* Start *
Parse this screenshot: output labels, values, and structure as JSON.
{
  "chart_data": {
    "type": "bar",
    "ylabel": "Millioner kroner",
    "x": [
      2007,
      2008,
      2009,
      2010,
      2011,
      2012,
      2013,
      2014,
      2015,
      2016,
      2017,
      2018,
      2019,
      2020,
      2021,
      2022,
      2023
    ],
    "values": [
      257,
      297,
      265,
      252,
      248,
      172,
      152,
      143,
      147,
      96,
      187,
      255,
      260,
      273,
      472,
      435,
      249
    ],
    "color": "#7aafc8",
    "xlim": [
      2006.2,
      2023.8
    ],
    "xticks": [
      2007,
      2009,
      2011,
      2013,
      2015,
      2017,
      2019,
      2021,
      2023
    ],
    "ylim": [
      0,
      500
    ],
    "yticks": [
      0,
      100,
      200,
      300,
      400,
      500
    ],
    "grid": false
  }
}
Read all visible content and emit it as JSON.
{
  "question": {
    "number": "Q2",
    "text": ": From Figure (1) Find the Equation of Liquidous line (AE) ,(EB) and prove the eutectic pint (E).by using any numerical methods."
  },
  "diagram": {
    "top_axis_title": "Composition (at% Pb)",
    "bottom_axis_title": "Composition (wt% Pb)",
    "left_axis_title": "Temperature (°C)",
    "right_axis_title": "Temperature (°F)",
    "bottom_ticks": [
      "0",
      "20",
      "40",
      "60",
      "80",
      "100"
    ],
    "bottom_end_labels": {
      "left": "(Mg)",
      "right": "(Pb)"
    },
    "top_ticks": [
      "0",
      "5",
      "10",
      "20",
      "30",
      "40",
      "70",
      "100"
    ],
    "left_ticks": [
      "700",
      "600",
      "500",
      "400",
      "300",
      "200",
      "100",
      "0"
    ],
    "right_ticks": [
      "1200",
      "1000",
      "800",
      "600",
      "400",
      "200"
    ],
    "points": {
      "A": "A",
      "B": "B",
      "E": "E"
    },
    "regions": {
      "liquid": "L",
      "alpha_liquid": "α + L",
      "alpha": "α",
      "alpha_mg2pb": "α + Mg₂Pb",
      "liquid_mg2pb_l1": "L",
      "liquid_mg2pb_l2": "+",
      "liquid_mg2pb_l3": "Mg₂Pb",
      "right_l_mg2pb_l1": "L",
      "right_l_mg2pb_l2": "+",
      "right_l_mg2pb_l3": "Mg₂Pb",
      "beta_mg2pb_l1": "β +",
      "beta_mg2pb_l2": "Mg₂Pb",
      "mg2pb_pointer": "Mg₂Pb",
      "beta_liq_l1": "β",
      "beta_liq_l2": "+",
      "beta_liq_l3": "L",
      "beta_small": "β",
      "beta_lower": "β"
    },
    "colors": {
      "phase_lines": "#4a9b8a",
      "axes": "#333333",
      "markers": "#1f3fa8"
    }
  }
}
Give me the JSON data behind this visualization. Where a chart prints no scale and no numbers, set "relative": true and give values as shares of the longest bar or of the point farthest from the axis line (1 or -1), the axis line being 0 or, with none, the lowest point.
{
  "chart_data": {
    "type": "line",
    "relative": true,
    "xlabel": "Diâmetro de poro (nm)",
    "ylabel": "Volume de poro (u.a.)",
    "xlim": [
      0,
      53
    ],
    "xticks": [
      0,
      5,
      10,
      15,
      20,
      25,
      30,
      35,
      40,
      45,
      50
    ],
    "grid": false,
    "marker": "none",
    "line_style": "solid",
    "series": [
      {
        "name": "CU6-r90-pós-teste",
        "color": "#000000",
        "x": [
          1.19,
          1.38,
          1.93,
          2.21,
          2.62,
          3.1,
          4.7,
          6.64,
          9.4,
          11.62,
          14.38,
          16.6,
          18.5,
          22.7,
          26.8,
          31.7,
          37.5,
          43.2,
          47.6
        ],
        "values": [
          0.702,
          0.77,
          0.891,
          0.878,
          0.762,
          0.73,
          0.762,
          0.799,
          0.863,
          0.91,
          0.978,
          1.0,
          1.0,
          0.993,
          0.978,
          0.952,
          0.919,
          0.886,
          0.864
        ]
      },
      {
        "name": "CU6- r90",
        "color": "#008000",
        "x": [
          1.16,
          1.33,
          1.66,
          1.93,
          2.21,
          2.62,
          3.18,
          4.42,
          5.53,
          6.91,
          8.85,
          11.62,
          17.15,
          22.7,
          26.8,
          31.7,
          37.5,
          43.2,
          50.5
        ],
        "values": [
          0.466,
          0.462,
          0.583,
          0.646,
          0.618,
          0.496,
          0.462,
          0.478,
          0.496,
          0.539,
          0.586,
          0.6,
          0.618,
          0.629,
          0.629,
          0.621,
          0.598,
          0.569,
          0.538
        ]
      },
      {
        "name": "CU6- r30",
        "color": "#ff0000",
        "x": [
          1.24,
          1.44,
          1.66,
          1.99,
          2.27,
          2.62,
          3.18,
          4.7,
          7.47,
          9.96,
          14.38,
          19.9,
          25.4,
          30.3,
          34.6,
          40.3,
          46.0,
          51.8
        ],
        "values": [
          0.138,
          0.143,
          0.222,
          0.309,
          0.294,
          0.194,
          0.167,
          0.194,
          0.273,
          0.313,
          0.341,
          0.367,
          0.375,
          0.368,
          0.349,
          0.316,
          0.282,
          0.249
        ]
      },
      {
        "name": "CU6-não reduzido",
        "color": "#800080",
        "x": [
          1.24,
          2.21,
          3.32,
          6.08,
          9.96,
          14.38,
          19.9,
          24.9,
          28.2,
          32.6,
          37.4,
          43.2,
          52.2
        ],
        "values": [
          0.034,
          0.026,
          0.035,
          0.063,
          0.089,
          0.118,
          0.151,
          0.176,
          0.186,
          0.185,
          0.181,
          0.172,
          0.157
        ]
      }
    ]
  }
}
* End *
Whenever "ylabel" turns up in a line, pick that line out.

    "ylabel": "Millioner kroner",
    "ylabel": "Volume de poro (u.a.)",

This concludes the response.